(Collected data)
··········
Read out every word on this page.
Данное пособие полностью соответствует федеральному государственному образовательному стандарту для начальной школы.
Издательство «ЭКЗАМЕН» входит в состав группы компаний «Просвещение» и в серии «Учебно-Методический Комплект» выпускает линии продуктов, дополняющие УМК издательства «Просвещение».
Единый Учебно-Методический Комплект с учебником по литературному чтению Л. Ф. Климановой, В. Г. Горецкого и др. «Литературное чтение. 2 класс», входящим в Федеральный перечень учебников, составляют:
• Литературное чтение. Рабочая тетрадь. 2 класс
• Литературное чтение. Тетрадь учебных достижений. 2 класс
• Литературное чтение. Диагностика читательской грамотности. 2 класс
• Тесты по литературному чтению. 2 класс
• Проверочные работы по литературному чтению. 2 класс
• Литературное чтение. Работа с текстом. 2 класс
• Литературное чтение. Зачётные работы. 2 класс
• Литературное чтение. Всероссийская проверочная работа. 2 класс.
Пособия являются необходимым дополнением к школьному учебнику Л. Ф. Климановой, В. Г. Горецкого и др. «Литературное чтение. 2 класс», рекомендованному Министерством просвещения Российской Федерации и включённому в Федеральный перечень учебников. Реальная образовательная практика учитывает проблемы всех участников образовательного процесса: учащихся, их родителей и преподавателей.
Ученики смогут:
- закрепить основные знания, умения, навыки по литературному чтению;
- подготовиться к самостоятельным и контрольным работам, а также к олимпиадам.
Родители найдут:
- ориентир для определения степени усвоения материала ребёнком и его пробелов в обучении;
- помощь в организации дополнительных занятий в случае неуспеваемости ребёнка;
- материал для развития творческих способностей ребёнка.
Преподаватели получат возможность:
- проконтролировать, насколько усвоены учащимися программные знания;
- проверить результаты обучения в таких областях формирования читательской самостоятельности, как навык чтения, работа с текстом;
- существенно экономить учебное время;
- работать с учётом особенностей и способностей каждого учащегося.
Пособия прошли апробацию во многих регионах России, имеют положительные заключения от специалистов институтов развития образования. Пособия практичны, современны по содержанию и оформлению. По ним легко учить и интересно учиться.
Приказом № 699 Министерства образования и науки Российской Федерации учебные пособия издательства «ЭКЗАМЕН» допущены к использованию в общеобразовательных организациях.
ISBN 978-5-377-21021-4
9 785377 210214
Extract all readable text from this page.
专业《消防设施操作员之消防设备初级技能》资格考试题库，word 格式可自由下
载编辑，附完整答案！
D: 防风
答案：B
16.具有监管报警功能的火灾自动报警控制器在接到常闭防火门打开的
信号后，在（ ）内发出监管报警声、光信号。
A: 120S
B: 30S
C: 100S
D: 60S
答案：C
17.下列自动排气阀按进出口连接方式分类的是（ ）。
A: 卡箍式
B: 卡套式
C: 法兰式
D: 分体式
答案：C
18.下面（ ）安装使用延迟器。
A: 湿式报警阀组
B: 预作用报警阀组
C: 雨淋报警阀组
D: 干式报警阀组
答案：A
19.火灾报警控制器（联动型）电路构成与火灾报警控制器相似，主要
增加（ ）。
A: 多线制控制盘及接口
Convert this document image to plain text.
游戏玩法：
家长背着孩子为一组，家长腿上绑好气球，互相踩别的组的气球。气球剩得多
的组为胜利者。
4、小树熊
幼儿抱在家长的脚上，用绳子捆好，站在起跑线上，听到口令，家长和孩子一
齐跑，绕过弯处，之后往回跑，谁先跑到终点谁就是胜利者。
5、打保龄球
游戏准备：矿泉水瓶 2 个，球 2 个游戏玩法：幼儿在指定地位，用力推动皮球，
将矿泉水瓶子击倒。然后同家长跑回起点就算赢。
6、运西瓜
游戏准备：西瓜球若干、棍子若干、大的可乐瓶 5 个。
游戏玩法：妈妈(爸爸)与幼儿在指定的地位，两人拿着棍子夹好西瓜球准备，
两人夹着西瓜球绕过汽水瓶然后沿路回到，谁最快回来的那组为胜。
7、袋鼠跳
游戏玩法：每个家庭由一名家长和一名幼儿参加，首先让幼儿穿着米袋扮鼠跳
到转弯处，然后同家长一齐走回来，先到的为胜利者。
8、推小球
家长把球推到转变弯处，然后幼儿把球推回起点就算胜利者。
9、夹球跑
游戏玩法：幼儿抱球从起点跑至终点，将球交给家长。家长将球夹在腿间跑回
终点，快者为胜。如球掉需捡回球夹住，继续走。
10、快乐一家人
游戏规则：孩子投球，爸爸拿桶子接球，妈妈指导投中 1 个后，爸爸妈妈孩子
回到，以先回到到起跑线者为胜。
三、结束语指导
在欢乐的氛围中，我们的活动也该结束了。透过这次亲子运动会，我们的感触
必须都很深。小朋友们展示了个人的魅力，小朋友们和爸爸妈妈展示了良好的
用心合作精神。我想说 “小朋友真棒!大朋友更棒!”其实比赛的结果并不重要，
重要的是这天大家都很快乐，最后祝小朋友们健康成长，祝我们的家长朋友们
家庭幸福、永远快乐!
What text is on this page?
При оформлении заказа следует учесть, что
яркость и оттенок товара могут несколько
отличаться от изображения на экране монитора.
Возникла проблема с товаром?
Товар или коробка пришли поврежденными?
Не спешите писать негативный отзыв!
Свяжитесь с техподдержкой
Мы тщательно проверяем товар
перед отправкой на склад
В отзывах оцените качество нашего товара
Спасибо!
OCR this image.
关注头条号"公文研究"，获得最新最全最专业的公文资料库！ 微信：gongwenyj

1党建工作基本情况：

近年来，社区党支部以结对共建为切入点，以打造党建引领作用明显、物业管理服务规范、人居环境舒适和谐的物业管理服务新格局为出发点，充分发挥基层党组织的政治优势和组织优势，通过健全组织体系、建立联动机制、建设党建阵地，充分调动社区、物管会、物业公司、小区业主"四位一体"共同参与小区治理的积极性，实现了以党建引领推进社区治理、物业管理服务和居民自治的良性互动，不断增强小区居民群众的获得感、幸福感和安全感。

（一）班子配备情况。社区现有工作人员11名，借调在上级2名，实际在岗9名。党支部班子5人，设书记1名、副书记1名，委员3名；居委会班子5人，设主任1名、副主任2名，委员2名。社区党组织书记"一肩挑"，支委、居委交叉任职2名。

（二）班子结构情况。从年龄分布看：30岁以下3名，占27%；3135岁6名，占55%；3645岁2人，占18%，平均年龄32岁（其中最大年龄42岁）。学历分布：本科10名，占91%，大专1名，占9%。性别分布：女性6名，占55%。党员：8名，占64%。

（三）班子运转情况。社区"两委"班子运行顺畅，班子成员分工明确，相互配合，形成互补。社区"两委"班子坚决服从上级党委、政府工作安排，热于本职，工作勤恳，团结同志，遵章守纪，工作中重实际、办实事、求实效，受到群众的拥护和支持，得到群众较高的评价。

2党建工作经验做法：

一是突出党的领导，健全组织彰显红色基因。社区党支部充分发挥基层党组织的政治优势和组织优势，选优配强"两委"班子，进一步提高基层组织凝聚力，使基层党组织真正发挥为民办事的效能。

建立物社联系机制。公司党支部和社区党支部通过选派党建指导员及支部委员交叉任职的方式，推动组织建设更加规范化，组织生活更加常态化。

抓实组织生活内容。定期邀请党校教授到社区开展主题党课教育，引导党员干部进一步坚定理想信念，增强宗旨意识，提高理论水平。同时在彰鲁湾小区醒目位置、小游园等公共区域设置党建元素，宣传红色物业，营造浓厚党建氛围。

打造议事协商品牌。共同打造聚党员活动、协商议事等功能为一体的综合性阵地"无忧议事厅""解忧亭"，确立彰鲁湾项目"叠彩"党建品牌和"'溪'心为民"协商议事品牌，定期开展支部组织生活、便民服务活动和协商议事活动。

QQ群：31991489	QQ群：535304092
··········
Make an exact copy of the records.

◆ **Worked solution**:
Read out every word on this page.
Данное пособие полностью соответствует федеральному государственному образовательному стандарту для начальной школы.
Издательство «ЭКЗАМЕН» входит в состав группы компаний «Просвещение» и в серии «Учебно-Методический Комплект» выпускает линии продуктов, дополняющие УМК издательства «Просвещение».
Единый Учебно-Методический Комплект с учебником по литературному чтению Л. Ф. Климановой, В. Г. Горецкого и др. «Литературное чтение. 2 класс», входящим в Федеральный перечень учебников, составляют:
• Литературное чтение. Рабочая тетрадь. 2 класс
• Литературное чтение. Тетрадь учебных достижений. 2 класс
• Литературное чтение. Диагностика читательской грамотности. 2 класс
• Тесты по литературному чтению. 2 класс
• Проверочные работы по литературному чтению. 2 класс
• Литературное чтение. Работа с текстом. 2 класс
• Литературное чтение. Зачётные работы. 2 класс
• Литературное чтение. Всероссийская проверочная работа. 2 класс.
Пособия являются необходимым дополнением к школьному учебнику Л. Ф. Климановой, В. Г. Горецкого и др. «Литературное чтение. 2 класс», рекомендованному Министерством просвещения Российской Федерации и включённому в Федеральный перечень учебников. Реальная образовательная практика учитывает проблемы всех участников образовательного процесса: учащихся, их родителей и преподавателей.
Ученики смогут:
- закрепить основные знания, умения, навыки по литературному чтению;
- подготовиться к самостоятельным и контрольным работам, а также к олимпиадам.
Родители найдут:
- ориентир для определения степени усвоения материала ребёнком и его пробелов в обучении;
- помощь в организации дополнительных занятий в случае неуспеваемости ребёнка;
- материал для развития творческих способностей ребёнка.
Преподаватели получат возможность:
- проконтролировать, насколько усвоены учащимися программные знания;
- проверить результаты обучения в таких областях формирования читательской самостоятельности, как навык чтения, работа с текстом;
- существенно экономить учебное время;
- работать с учётом особенностей и способностей каждого учащегося.
Пособия прошли апробацию во многих регионах России, имеют положительные заключения от специалистов институтов развития образования. Пособия практичны, современны по содержанию и оформлению. По ним легко учить и интересно учиться.
Приказом № 699 Министерства образования и науки Российской Федерации учебные пособия издательства «ЭКЗАМЕН» допущены к использованию в общеобразовательных организациях.
ISBN 978-5-377-21021-4
9 785377 210214
Extract all readable text from this page.
专业《消防设施操作员之消防设备初级技能》资格考试题库，word 格式可自由下
载编辑，附完整答案！
D: 防风
答案：B
16.具有监管报警功能的火灾自动报警控制器在接到常闭防火门打开的
信号后，在（ ）内发出监管报警声、光信号。
A: 120S
B: 30S
C: 100S
D: 60S
答案：C
17.下列自动排气阀按进出口连接方式分类的是（ ）。
A: 卡箍式
B: 卡套式
C: 法兰式
D: 分体式
答案：C
18.下面（ ）安装使用延迟器。
A: 湿式报警阀组
B: 预作用报警阀组
C: 雨淋报警阀组
D: 干式报警阀组
答案：A
19.火灾报警控制器（联动型）电路构成与火灾报警控制器相似，主要
增加（ ）。
A: 多线制控制盘及接口
Convert this document image to plain text.
游戏玩法：
家长背着孩子为一组，家长腿上绑好气球，互相踩别的组的气球。气球剩得多
的组为胜利者。
4、小树熊
幼儿抱在家长的脚上，用绳子捆好，站在起跑线上，听到口令，家长和孩子一
齐跑，绕过弯处，之后往回跑，谁先跑到终点谁就是胜利者。
5、打保龄球
游戏准备：矿泉水瓶 2 个，球 2 个游戏玩法：幼儿在指定地位，用力推动皮球，
将矿泉水瓶子击倒。然后同家长跑回起点就算赢。
6、运西瓜
游戏准备：西瓜球若干、棍子若干、大的可乐瓶 5 个。
游戏玩法：妈妈(爸爸)与幼儿在指定的地位，两人拿着棍子夹好西瓜球准备，
两人夹着西瓜球绕过汽水瓶然后沿路回到，谁最快回来的那组为胜。
7、袋鼠跳
游戏玩法：每个家庭由一名家长和一名幼儿参加，首先让幼儿穿着米袋扮鼠跳
到转弯处，然后同家长一齐走回来，先到的为胜利者。
8、推小球
家长把球推到转变弯处，然后幼儿把球推回起点就算胜利者。
9、夹球跑
游戏玩法：幼儿抱球从起点跑至终点，将球交给家长。家长将球夹在腿间跑回
终点，快者为胜。如球掉需捡回球夹住，继续走。
10、快乐一家人
游戏规则：孩子投球，爸爸拿桶子接球，妈妈指导投中 1 个后，爸爸妈妈孩子
回到，以先回到到起跑线者为胜。
三、结束语指导
在欢乐的氛围中，我们的活动也该结束了。透过这次亲子运动会，我们的感触
必须都很深。小朋友们展示了个人的魅力，小朋友们和爸爸妈妈展示了良好的
用心合作精神。我想说 “小朋友真棒!大朋友更棒!”其实比赛的结果并不重要，
重要的是这天大家都很快乐，最后祝小朋友们健康成长，祝我们的家长朋友们
家庭幸福、永远快乐!
What text is on this page?
При оформлении заказа следует учесть, что
яркость и оттенок товара могут несколько
отличаться от изображения на экране монитора.
Возникла проблема с товаром?
Товар или коробка пришли поврежденными?
Не спешите писать негативный отзыв!
Свяжитесь с техподдержкой
Мы тщательно проверяем товар
перед отправкой на склад
В отзывах оцените качество нашего товара
Спасибо!
OCR this image.
关注头条号"公文研究"，获得最新最全最专业的公文资料库！ 微信：gongwenyj

1党建工作基本情况：

近年来，社区党支部以结对共建为切入点，以打造党建引领作用明显、物业管理服务规范、人居环境舒适和谐的物业管理服务新格局为出发点，充分发挥基层党组织的政治优势和组织优势，通过健全组织体系、建立联动机制、建设党建阵地，充分调动社区、物管会、物业公司、小区业主"四位一体"共同参与小区治理的积极性，实现了以党建引领推进社区治理、物业管理服务和居民自治的良性互动，不断增强小区居民群众的获得感、幸福感和安全感。

（一）班子配备情况。社区现有工作人员11名，借调在上级2名，实际在岗9名。党支部班子5人，设书记1名、副书记1名，委员3名；居委会班子5人，设主任1名、副主任2名，委员2名。社区党组织书记"一肩挑"，支委、居委交叉任职2名。

（二）班子结构情况。从年龄分布看：30岁以下3名，占27%；3135岁6名，占55%；3645岁2人，占18%，平均年龄32岁（其中最大年龄42岁）。学历分布：本科10名，占91%，大专1名，占9%。性别分布：女性6名，占55%。党员：8名，占64%。

（三）班子运转情况。社区"两委"班子运行顺畅，班子成员分工明确，相互配合，形成互补。社区"两委"班子坚决服从上级党委、政府工作安排，热于本职，工作勤恳，团结同志，遵章守纪，工作中重实际、办实事、求实效，受到群众的拥护和支持，得到群众较高的评价。

2党建工作经验做法：

一是突出党的领导，健全组织彰显红色基因。社区党支部充分发挥基层党组织的政治优势和组织优势，选优配强"两委"班子，进一步提高基层组织凝聚力，使基层党组织真正发挥为民办事的效能。

建立物社联系机制。公司党支部和社区党支部通过选派党建指导员及支部委员交叉任职的方式，推动组织建设更加规范化，组织生活更加常态化。

抓实组织生活内容。定期邀请党校教授到社区开展主题党课教育，引导党员干部进一步坚定理想信念，增强宗旨意识，提高理论水平。同时在彰鲁湾小区醒目位置、小游园等公共区域设置党建元素，宣传红色物业，营造浓厚党建氛围。

打造议事协商品牌。共同打造聚党员活动、协商议事等功能为一体的综合性阵地"无忧议事厅""解忧亭"，确立彰鲁湾项目"叠彩"党建品牌和"'溪'心为民"协商议事品牌，定期开展支部组织生活、便民服务活动和协商议事活动。

QQ群：31991489	QQ群：535304092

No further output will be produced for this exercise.